◆ Job
Which lines include the word "screenshot"? Copy each of them.

Data excerpts
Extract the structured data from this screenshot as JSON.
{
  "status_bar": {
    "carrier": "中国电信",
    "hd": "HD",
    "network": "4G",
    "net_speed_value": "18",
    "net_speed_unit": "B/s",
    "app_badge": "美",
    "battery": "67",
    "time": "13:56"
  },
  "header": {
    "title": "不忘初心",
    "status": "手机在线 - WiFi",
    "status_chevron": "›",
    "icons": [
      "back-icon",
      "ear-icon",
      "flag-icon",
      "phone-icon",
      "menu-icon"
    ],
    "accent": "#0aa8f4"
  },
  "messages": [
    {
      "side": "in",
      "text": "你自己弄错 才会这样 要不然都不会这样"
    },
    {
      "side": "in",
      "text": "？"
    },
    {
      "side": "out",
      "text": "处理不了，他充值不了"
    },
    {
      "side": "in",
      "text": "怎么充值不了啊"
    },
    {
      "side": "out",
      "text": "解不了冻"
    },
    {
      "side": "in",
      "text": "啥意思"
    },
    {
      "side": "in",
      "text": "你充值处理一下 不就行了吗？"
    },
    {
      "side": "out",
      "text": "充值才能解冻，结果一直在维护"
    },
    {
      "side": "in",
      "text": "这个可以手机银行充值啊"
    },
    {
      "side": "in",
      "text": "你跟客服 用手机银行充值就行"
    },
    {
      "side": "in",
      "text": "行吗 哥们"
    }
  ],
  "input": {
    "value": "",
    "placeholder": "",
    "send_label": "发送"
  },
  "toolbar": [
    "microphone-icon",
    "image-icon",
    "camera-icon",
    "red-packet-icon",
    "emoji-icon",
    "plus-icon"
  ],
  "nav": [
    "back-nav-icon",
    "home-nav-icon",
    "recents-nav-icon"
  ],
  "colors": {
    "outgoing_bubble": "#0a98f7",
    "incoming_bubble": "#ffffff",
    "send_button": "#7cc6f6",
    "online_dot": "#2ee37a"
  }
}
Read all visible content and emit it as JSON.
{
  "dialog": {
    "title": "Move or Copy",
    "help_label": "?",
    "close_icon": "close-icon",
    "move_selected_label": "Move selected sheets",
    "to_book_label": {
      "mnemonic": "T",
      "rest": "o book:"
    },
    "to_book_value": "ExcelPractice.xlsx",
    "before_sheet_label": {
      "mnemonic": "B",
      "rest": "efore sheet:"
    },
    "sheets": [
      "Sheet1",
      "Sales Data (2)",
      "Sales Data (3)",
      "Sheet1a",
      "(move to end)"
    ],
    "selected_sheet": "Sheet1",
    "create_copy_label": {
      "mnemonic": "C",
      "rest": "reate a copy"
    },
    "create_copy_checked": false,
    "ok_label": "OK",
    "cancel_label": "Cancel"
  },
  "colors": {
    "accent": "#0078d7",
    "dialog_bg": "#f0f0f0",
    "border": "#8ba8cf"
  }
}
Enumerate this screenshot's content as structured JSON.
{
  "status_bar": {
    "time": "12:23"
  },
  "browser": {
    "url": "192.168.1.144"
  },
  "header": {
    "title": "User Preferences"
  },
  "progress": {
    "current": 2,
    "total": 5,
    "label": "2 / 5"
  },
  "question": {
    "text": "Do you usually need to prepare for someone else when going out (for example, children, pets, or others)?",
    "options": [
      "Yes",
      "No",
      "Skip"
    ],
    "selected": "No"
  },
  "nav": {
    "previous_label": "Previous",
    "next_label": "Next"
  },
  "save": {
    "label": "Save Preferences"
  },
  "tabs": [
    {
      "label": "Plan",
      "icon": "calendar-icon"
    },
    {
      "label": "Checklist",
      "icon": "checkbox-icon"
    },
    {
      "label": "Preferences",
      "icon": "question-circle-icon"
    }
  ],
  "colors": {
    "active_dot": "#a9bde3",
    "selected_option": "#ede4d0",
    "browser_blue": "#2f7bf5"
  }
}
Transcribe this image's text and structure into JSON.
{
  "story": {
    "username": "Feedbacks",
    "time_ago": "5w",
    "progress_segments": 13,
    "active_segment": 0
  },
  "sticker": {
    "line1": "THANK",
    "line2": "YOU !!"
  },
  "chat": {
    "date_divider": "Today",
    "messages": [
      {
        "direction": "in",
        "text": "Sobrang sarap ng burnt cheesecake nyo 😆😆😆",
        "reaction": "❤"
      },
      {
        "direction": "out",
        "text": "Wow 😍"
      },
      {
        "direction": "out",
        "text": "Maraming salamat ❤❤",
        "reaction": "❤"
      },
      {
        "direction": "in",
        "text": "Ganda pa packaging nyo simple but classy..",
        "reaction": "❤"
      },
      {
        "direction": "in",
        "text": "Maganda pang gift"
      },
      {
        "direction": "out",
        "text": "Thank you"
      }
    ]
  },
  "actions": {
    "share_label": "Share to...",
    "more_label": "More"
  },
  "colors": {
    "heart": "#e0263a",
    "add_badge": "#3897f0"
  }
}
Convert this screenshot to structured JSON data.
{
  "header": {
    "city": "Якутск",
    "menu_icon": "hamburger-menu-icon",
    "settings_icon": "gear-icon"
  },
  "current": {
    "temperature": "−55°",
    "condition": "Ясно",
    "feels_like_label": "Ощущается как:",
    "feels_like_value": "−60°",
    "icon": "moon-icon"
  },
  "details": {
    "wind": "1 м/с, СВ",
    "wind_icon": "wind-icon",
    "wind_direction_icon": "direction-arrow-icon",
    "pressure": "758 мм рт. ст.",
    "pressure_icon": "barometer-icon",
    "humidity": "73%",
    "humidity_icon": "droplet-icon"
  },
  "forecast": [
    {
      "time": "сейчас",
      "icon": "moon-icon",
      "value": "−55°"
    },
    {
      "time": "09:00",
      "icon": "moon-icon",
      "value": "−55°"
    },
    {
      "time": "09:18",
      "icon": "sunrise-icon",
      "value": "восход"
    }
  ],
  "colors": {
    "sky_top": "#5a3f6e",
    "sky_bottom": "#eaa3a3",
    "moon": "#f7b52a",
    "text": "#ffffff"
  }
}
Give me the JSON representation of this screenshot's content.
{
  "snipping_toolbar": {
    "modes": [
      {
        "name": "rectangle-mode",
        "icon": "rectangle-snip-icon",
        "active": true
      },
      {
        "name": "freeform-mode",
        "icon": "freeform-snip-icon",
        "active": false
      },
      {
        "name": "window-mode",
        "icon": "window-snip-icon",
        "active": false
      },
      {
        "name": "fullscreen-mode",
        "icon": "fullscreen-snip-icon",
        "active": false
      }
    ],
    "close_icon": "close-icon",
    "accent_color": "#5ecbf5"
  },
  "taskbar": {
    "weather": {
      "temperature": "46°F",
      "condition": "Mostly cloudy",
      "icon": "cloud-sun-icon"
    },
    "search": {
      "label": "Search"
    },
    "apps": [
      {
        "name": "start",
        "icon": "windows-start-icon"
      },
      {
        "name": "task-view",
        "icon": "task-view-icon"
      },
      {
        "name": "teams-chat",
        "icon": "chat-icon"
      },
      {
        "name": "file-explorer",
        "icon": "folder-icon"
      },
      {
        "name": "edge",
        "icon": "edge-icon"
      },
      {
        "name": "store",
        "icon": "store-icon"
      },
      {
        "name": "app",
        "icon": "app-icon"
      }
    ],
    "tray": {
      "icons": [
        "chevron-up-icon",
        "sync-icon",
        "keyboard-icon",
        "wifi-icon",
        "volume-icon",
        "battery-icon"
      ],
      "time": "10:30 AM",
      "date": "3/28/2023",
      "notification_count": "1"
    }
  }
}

◆ Finished answer
Extract the structured data from this screenshot as JSON.
Enumerate this screenshot's content as structured JSON.
Convert this screenshot to structured JSON data.
Give me the JSON representation of this screenshot's content.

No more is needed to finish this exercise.